**TEXT PROVIDED:**
I'd wanted an e-reader for a long while, I don't have the best of eyesight and the tightly set text of many modern book imprints had basically stopped me from reading. This also made e-paper an essential - other screens refresh themselves constantly and make reading a lot of text a chore. My other criteria was price, around £100 seemed fair to me.
So when Amazon advertised the new 2010 Kindle at price points of £109 (wifi only) and £149 (including 3G mobile data facilities) I literally pre-ordered mine on the day. As I have no need to download books on the move I saved my money and ordered the wifi only model. Both share a 6" screen, 4GB of memory and the same form factor.
It arrived on time, was unpacked and powered up. It had a protective sheet of adhesive plastic with some warnings about use printed on it.. soon removed.. and.... it wasn't printed, it was text on the Kindle screen. Text of quite amazing clarity and quality. It's not like text in a book, it's far better, like a very high quality print on very high quality paper. I worked out the DPI of the 16-shade grey-scale screen and it's just about twice that of the monitor I'm using now. Impressive stuff.
It is, of course, monochrome. That doesn't worry me, this device is for reading text and for that you don't need colour. While we're about it, it's not touch-screen either - everyone who has handled my machine has tried to touch it. Sorry, but not at this price-point. Not yet.
Whilst you can find e-books to read all over the web, the Kindle Marketplace on Amazon is your central site to buy Kindle books, newspapers, magazines and blogs. You can buy a book either on your Kindle or via your PC browser. It's all very very streamlined - buy on the browser and next time you turn on your Kindle it's downloaded and you can read in a few seconds. I should note that there are many free books on the Marketplace, mainly older texts but very welcome indeed.

**SOURCE DATA:**
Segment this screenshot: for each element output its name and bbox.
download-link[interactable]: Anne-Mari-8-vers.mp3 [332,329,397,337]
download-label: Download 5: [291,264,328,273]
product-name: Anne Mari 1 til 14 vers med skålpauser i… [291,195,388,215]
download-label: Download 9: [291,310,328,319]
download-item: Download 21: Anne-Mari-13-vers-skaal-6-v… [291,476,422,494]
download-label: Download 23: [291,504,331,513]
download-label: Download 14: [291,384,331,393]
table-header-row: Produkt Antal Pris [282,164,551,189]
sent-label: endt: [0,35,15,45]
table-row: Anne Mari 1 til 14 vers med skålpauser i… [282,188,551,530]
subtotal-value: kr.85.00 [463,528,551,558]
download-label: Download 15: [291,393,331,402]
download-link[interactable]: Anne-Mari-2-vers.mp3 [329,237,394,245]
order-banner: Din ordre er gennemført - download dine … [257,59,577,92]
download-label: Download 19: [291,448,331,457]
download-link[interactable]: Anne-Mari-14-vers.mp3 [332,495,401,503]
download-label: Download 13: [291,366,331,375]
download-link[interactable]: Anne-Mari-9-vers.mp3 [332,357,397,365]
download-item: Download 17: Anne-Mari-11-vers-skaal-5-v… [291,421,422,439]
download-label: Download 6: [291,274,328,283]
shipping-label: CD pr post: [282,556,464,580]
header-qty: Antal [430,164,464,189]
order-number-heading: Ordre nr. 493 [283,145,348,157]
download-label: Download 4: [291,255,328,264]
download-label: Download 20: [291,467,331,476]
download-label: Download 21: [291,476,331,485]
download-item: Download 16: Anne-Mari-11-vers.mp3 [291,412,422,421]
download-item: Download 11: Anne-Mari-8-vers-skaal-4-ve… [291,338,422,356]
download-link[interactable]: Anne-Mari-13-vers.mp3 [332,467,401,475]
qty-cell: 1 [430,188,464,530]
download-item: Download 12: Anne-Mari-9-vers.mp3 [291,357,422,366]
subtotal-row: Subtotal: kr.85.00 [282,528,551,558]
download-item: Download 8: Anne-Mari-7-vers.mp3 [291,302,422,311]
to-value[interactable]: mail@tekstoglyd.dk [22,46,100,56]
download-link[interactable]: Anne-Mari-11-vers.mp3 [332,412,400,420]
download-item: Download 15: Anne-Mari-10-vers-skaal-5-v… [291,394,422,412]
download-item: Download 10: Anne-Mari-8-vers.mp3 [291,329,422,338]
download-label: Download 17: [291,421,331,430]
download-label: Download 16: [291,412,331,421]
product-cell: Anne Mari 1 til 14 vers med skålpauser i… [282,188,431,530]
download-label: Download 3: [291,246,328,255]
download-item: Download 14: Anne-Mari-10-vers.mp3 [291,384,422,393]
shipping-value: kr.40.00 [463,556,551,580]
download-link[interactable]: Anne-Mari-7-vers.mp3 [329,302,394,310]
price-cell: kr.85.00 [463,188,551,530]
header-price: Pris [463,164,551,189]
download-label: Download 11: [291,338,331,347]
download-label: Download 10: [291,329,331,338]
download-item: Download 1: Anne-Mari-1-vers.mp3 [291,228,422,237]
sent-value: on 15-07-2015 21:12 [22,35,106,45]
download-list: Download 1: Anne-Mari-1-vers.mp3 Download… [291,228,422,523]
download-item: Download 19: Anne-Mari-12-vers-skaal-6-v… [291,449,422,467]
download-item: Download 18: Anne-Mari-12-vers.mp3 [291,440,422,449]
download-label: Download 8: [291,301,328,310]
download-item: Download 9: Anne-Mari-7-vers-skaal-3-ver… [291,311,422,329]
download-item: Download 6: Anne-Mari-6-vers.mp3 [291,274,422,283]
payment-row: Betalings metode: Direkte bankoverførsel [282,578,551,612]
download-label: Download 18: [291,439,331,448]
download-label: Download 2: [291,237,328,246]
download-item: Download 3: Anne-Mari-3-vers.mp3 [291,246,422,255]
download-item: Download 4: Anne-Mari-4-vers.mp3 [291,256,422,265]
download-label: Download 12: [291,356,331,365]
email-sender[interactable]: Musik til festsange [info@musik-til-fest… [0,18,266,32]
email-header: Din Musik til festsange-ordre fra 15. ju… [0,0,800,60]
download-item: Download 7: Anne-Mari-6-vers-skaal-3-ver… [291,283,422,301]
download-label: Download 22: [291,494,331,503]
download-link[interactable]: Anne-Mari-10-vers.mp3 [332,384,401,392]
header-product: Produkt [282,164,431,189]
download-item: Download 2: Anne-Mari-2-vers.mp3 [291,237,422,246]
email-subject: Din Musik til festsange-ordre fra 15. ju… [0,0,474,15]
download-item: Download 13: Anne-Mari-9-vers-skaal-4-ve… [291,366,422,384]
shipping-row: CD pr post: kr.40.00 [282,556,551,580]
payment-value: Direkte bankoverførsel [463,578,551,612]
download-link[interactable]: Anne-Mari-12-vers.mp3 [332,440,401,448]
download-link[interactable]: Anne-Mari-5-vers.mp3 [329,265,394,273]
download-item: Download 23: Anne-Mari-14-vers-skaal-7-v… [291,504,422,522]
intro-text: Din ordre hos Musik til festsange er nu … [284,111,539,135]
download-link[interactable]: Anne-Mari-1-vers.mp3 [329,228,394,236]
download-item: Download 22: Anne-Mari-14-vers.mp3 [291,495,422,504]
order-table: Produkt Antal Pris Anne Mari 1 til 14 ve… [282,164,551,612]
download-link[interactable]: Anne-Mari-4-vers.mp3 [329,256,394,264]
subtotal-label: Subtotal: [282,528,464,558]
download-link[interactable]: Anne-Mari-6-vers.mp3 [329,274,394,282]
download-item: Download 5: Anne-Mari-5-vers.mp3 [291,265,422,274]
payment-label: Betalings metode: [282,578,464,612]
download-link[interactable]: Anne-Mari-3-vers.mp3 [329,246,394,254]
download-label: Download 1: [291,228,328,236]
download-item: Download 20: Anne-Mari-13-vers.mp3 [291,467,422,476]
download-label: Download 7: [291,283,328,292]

**WHAT TO WORK ON:**
- a) Answer these questions from the Kindle review:
(i) What were the prices of the two 2010 Kindle models, and what separated them?
(ii) How many shades does the grey-scale screen have?
(iii) What site does the review name as the central place to buy Kindle books?
- b) Write out the passage of the Kindle review starting with "I'd wanted an" and going on through "fair to me.".
The entries play no part in this work.

**ANSWERS FOR THIS EXERCISE:**
- a)
(i) £109 for the wifi-only model and £149 for the model with 3G mobile data facilities.
(ii) 16 shades.
(iii) The Kindle Marketplace on Amazon.

- b)
I'd wanted an e-reader for a long while, I don't have the best of eyesight and the tightly set text of many modern book imprints had basically stopped me from reading. This also made e-paper an essential - other screens refresh themselves constantly and make reading a lot of text a chore. My other criteria was price, around £100 seemed fair to me.